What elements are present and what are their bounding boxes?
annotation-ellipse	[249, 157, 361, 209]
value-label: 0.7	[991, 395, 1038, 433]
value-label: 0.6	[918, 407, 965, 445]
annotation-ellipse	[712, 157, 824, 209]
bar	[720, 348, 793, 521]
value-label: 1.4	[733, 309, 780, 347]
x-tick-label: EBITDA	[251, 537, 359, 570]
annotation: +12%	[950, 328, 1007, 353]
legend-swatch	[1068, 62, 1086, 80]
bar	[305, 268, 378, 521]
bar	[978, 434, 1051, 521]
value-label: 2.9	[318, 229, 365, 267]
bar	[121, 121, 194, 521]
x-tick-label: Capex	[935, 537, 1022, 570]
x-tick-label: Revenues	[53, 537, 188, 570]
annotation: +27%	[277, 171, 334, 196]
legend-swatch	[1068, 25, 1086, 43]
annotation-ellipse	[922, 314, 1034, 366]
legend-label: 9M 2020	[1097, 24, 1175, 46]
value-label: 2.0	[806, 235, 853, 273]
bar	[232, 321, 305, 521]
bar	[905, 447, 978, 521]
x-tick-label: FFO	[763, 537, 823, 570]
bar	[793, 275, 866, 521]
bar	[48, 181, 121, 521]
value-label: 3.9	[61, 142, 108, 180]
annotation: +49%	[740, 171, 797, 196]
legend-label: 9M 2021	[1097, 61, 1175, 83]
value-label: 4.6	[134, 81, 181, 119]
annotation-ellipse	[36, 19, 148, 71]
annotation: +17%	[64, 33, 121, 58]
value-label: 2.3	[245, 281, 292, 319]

§ §

**What this task involves:**
Quote the data above word for word.

**Completed exercise:**
What elements are present and what are their bounding boxes?
annotation-ellipse	[249, 157, 361, 209]
value-label: 0.7	[991, 395, 1038, 433]
value-label: 0.6	[918, 407, 965, 445]
annotation-ellipse	[712, 157, 824, 209]
bar	[720, 348, 793, 521]
value-label: 1.4	[733, 309, 780, 347]
x-tick-label: EBITDA	[251, 537, 359, 570]
annotation: +12%	[950, 328, 1007, 353]
legend-swatch	[1068, 62, 1086, 80]
bar	[305, 268, 378, 521]
bar	[978, 434, 1051, 521]
value-label: 2.9	[318, 229, 365, 267]
bar	[121, 121, 194, 521]
x-tick-label: Capex	[935, 537, 1022, 570]
x-tick-label: Revenues	[53, 537, 188, 570]
annotation: +27%	[277, 171, 334, 196]
legend-swatch	[1068, 25, 1086, 43]
annotation-ellipse	[922, 314, 1034, 366]
legend-label: 9M 2020	[1097, 24, 1175, 46]
value-label: 2.0	[806, 235, 853, 273]
bar	[232, 321, 305, 521]
bar	[905, 447, 978, 521]
x-tick-label: FFO	[763, 537, 823, 570]
bar	[793, 275, 866, 521]
bar	[48, 181, 121, 521]
value-label: 3.9	[61, 142, 108, 180]
annotation: +49%	[740, 171, 797, 196]
legend-label: 9M 2021	[1097, 61, 1175, 83]
value-label: 4.6	[134, 81, 181, 119]
annotation-ellipse	[36, 19, 148, 71]
annotation: +17%	[64, 33, 121, 58]
value-label: 2.3	[245, 281, 292, 319]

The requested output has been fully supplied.